Look for the word "izliyo" in each line and report the count of matching lines, with nothing added.

Dataset items:
_ _ _ _ _

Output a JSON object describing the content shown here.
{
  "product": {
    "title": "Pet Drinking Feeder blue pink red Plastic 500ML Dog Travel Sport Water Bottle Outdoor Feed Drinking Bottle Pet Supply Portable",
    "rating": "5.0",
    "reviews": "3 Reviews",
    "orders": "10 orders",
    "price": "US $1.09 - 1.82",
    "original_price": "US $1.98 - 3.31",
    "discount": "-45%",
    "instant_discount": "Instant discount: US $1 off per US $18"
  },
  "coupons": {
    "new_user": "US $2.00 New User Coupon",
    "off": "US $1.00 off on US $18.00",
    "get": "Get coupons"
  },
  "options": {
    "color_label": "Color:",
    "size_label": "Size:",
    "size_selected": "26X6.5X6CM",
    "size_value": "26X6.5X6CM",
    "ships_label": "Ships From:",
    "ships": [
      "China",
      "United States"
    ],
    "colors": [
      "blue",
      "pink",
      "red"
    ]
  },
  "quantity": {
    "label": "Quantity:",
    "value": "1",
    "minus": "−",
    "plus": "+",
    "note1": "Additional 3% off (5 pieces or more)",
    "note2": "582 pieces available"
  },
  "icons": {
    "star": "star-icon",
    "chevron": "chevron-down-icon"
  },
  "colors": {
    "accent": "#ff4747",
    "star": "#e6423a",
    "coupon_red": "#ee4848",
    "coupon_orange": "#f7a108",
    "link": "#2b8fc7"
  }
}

_ _ _ _ _

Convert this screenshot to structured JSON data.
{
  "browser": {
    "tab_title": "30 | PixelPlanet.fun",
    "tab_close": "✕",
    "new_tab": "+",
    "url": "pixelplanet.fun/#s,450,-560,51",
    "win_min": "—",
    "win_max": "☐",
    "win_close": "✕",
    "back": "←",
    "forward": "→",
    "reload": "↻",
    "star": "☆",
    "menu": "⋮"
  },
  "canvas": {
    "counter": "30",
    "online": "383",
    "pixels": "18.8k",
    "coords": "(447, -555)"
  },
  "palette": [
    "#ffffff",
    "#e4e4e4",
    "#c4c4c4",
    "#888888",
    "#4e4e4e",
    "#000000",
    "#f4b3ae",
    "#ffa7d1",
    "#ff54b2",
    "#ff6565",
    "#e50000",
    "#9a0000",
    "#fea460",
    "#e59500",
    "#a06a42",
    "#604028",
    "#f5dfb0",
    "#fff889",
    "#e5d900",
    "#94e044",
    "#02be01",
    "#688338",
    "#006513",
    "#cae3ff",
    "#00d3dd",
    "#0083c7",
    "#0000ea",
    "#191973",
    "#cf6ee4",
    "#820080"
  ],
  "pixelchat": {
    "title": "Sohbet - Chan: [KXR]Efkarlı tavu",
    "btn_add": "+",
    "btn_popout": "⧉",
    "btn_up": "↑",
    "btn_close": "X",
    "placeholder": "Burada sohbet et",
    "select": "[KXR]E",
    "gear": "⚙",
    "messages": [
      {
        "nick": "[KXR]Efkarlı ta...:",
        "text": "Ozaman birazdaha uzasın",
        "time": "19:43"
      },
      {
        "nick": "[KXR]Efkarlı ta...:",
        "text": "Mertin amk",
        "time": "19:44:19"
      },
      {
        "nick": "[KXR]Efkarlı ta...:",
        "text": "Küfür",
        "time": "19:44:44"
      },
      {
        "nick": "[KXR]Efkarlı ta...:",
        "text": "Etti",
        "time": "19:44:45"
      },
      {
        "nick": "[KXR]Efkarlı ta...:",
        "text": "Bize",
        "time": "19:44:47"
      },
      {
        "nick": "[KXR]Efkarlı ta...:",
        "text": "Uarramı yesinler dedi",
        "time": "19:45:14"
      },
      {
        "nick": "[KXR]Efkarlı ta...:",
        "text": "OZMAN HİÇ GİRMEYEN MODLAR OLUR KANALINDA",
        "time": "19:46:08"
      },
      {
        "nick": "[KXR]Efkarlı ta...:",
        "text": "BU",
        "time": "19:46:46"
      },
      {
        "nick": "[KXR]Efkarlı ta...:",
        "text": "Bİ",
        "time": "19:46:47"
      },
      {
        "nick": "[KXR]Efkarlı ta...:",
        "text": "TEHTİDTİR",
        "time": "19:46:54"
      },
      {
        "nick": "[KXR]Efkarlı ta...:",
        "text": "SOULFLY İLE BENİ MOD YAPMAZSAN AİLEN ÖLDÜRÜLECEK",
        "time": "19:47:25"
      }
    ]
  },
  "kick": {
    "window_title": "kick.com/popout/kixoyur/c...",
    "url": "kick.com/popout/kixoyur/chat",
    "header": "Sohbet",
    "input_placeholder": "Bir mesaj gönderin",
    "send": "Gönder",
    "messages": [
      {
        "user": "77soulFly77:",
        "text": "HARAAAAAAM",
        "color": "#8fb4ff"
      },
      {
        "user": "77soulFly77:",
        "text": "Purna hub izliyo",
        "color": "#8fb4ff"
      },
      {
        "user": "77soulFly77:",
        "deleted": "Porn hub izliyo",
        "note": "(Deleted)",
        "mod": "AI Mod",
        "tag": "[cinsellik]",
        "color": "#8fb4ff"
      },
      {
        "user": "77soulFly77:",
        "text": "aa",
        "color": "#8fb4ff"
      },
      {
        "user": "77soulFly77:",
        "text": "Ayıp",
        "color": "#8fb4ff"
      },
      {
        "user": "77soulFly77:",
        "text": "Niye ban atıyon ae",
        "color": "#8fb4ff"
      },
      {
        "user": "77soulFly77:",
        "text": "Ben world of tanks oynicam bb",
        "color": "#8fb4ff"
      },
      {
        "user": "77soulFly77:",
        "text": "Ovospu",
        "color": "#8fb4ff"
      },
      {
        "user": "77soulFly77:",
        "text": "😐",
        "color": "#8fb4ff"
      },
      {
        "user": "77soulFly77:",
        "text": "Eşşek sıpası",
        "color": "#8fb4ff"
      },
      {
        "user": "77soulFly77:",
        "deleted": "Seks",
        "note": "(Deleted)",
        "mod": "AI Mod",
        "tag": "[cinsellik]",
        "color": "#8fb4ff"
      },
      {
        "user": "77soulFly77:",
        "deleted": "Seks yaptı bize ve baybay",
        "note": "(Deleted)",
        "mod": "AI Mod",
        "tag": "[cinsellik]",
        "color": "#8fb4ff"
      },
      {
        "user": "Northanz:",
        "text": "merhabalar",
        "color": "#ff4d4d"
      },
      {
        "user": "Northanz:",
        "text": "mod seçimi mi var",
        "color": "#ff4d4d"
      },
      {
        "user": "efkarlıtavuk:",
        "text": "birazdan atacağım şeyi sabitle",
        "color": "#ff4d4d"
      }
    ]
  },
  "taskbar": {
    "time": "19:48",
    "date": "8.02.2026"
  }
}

_ _ _ _ _

- **Task result**
2